* Required work:
Write out the records that appear below, verbatim and complete, but without pictures.

[Dataset entries]
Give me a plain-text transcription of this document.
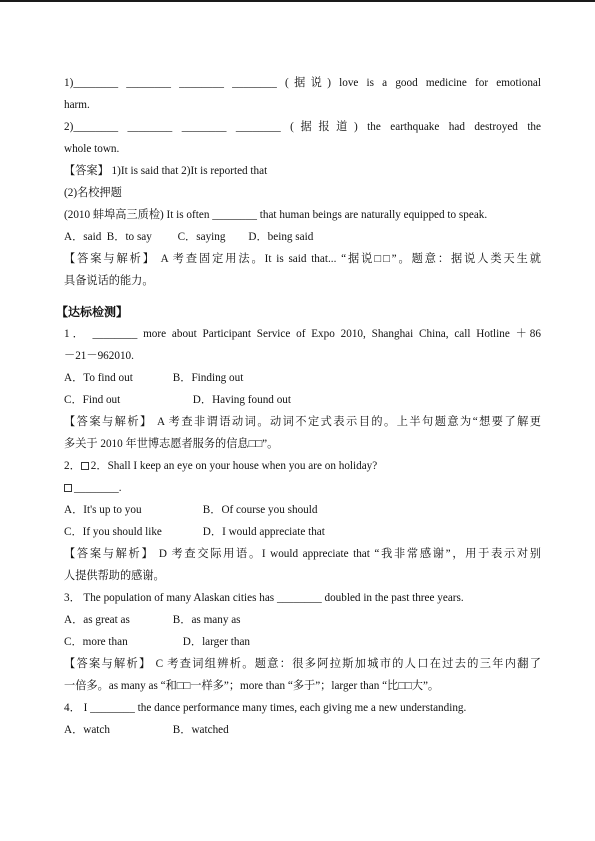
1)________ ________ ________ ________ (据说) love is a good medicine for emotional
harm.
2)________ ________ ________ ________ (据报道) the earthquake had destroyed the
whole town.
【答案】 1)It is said that 2)It is reported that
(2)名校押题
(2010 蚌埠高三质检) It is often ________ that human beings are naturally equipped to speak.
A．said B．to say C．saying D．being said
【答案与解析】 A 考查固定用法。It is said that... “据说□□”。题意：据说人类天生就
具备说话的能力。
【达标检测】
1． ________ more about Participant Service of Expo 2010, Shanghai China, call Hotline ＋86
－21－962010.
A．To find out	B．Finding out
C．Find out	D．Having found out
【答案与解析】 A 考查非谓语动词。动词不定式表示目的。上半句题意为“想要了解更
多关于 2010 年世博志愿者服务的信息□□”。
2． 2．Shall I keep an eye on your house when you are on holiday?
________.
A．It's up to you	B．Of course you should
C．If you should like	D．I would appreciate that
【答案与解析】 D 考查交际用语。I would appreciate that “我非常感谢”，用于表示对别
人提供帮助的感谢。
3． The population of many Alaskan cities has ________ doubled in the past three years.
A．as great as	B．as many as
C．more than	D．larger than
【答案与解析】 C 考查词组辨析。题意：很多阿拉斯加城市的人口在过去的三年内翻了
一倍多。as many as “和□□一样多”；more than “多于”；larger than “比□□大”。
4． I ________ the dance performance many times, each giving me a new understanding.
A．watch	B．watched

* Written response:
Give me a plain-text transcription of this document.
1)________ ________ ________ ________ (据说) love is a good medicine for emotional
harm.
2)________ ________ ________ ________ (据报道) the earthquake had destroyed the
whole town.
【答案】 1)It is said that 2)It is reported that
(2)名校押题
(2010 蚌埠高三质检) It is often ________ that human beings are naturally equipped to speak.
A．said B．to say C．saying D．being said
【答案与解析】 A 考查固定用法。It is said that... “据说□□”。题意：据说人类天生就
具备说话的能力。
【达标检测】
1． ________ more about Participant Service of Expo 2010, Shanghai China, call Hotline ＋86
－21－962010.
A．To find out	B．Finding out
C．Find out	D．Having found out
【答案与解析】 A 考查非谓语动词。动词不定式表示目的。上半句题意为“想要了解更
多关于 2010 年世博志愿者服务的信息□□”。
2． 2．Shall I keep an eye on your house when you are on holiday?
________.
A．It's up to you	B．Of course you should
C．If you should like	D．I would appreciate that
【答案与解析】 D 考查交际用语。I would appreciate that “我非常感谢”，用于表示对别
人提供帮助的感谢。
3． The population of many Alaskan cities has ________ doubled in the past three years.
A．as great as	B．as many as
C．more than	D．larger than
【答案与解析】 C 考查词组辨析。题意：很多阿拉斯加城市的人口在过去的三年内翻了
一倍多。as many as “和□□一样多”；more than “多于”；larger than “比□□大”。
4． I ________ the dance performance many times, each giving me a new understanding.
A．watch	B．watched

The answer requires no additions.